Information provided:
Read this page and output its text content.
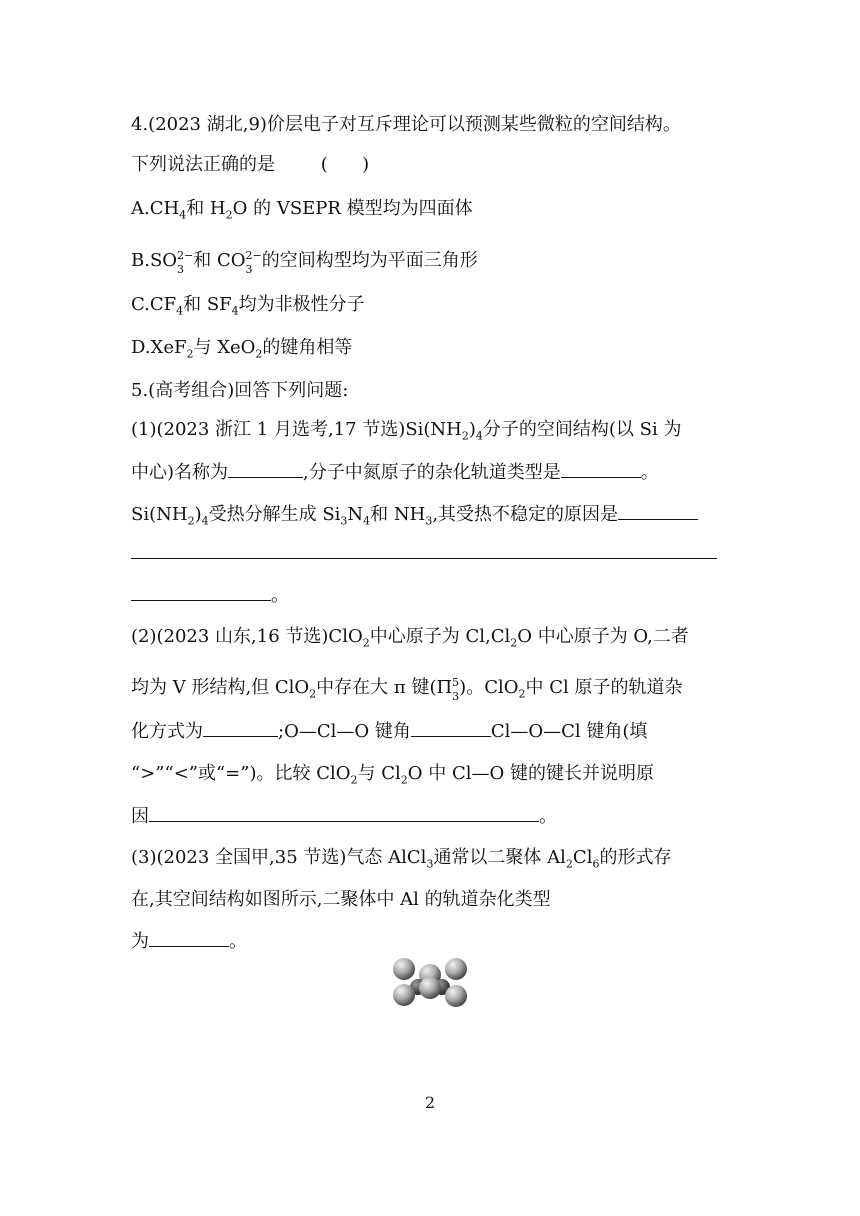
4.(2023 湖北,9)价层电子对互斥理论可以预测某些微粒的空间结构。
下列说法正确的是        (      )
$A.CH_4$和 $H_2O$ 的 VSEPR 模型均为四面体
$B.SO^{2-}$
3 和 $CO^{2-}$
3 的空间构型均为平面三角形
$C.CF_4$和 $SF_4$均为非极性分子
D.XeF$_2$与 XeO$_2$的键角相等
5.(高考组合)回答下列问题:
(1)(2023 浙江 1 月选考,17 节选)$Si(NH_2)_4$分子的空间结构(以 Si 为
中心)名称为	,分子中氮原子的杂化轨道类型是	。
$Si(NH_2)_4$受热分解生成 $Si_3N_4$和 $NH_3$,其受热不稳定的原因是
。
(2)(2023 山东,16 节选)ClO$_2$中心原子为 $Cl,Cl_2O$ 中心原子为 O,二者
均为 V 形结构,但 ClO$_2$中存在大 π 键($\Pi^5$
3 )。ClO$_2$中 Cl 原子的轨道杂
化方式为	;O—Cl—O 键角	Cl—O—Cl 键角(填
“>”“<”或“=”)。比较 ClO$_2$与 $Cl_2O$ 中 Cl—O 键的键长并说明原
因	。
(3)(2023 全国甲,35 节选)气态 AlCl$_3$通常以二聚体 $Al_2Cl_6$的形式存
在,其空间结构如图所示,二聚体中 Al 的轨道杂化类型
为	。
2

Work to complete:
Print out the lines exactly, skipping any picture.

Expected output:
Read this page and output its text content.
4.(2023 湖北,9)价层电子对互斥理论可以预测某些微粒的空间结构。
下列说法正确的是        (      )
$A.CH_4$和 $H_2O$ 的 VSEPR 模型均为四面体
$B.SO^{2-}$
3 和 $CO^{2-}$
3 的空间构型均为平面三角形
$C.CF_4$和 $SF_4$均为非极性分子
D.XeF$_2$与 XeO$_2$的键角相等
5.(高考组合)回答下列问题:
(1)(2023 浙江 1 月选考,17 节选)$Si(NH_2)_4$分子的空间结构(以 Si 为
中心)名称为	,分子中氮原子的杂化轨道类型是	。
$Si(NH_2)_4$受热分解生成 $Si_3N_4$和 $NH_3$,其受热不稳定的原因是
。
(2)(2023 山东,16 节选)ClO$_2$中心原子为 $Cl,Cl_2O$ 中心原子为 O,二者
均为 V 形结构,但 ClO$_2$中存在大 π 键($\Pi^5$
3 )。ClO$_2$中 Cl 原子的轨道杂
化方式为	;O—Cl—O 键角	Cl—O—Cl 键角(填
“>”“<”或“=”)。比较 ClO$_2$与 $Cl_2O$ 中 Cl—O 键的键长并说明原
因	。
(3)(2023 全国甲,35 节选)气态 AlCl$_3$通常以二聚体 $Al_2Cl_6$的形式存
在,其空间结构如图所示,二聚体中 Al 的轨道杂化类型
为	。
2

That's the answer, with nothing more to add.